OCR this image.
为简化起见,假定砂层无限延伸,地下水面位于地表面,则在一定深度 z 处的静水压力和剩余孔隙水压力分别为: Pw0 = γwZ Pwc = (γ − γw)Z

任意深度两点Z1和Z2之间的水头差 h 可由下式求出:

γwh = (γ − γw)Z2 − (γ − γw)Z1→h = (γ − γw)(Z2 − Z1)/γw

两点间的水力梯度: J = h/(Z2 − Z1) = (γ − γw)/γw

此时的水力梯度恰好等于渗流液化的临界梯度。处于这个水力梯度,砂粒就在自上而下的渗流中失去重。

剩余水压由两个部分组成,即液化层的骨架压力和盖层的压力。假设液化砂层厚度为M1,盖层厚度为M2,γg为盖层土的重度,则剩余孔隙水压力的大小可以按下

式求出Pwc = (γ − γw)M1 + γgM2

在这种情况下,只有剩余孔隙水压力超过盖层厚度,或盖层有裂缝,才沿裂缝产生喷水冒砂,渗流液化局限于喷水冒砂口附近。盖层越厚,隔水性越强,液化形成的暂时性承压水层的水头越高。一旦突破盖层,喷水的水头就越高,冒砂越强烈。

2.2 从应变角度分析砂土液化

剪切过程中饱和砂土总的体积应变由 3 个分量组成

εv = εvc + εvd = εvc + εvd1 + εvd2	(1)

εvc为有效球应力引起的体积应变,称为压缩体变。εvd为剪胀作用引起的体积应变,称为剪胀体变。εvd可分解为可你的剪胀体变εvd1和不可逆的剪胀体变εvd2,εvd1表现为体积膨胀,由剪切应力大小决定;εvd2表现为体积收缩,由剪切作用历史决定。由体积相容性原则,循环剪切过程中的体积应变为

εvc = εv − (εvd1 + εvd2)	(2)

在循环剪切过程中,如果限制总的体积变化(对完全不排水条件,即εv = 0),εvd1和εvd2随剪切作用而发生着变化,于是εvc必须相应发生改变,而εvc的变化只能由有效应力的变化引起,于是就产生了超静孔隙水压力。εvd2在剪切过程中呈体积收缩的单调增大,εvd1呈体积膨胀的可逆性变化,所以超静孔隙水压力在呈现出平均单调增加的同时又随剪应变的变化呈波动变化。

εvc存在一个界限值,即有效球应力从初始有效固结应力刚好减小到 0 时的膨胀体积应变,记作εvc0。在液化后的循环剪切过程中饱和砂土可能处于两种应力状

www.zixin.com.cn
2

* * *

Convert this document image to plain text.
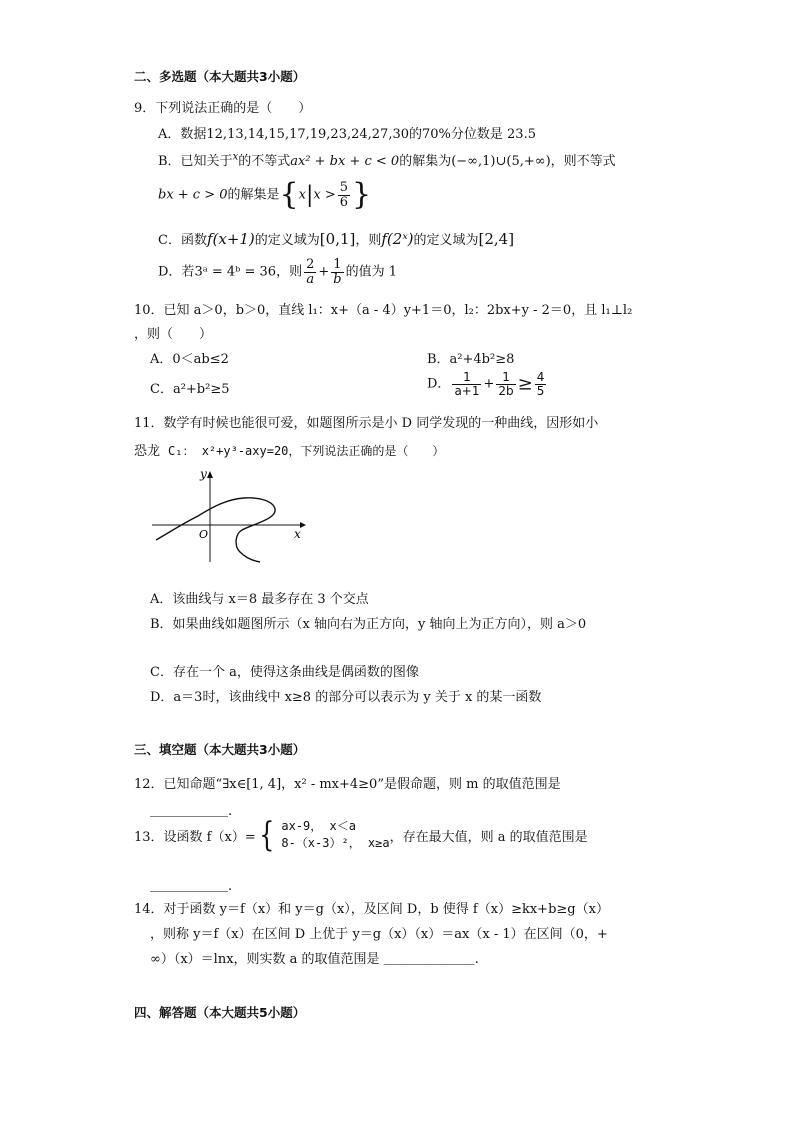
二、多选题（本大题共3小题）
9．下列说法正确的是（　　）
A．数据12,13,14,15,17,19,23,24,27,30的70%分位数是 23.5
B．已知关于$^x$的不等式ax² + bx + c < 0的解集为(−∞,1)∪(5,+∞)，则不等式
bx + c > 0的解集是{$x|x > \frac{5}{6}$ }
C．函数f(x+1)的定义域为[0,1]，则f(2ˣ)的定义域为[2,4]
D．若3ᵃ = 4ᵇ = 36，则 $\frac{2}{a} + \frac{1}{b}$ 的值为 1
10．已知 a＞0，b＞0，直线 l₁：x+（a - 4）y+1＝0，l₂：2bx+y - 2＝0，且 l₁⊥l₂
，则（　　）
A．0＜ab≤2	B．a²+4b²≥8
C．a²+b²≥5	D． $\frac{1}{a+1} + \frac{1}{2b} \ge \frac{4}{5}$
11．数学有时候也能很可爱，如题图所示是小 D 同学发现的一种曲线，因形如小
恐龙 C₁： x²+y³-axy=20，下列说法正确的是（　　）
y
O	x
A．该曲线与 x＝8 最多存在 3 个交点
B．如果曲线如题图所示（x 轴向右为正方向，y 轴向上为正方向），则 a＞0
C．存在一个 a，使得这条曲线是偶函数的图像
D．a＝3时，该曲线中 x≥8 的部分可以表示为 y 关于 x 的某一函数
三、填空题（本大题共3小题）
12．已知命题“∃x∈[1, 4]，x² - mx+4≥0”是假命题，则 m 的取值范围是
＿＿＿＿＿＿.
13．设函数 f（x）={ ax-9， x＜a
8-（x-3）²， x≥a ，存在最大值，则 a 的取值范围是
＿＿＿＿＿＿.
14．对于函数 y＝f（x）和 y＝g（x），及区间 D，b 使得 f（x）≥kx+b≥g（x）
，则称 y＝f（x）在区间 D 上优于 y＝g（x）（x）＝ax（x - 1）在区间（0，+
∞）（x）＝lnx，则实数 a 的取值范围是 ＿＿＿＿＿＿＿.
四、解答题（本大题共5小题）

GIVEN PROBLEM:
From the records given above, copy all lines containing "的取值范围是".

WRITTEN SOLUTION:
12．已知命题“∃x∈[1, 4]，x² - mx+4≥0”是假命题，则 m 的取值范围是
8-（x-3）²， x≥a ，存在最大值，则 a 的取值范围是
∞）（x）＝lnx，则实数 a 的取值范围是 ＿＿＿＿＿＿＿.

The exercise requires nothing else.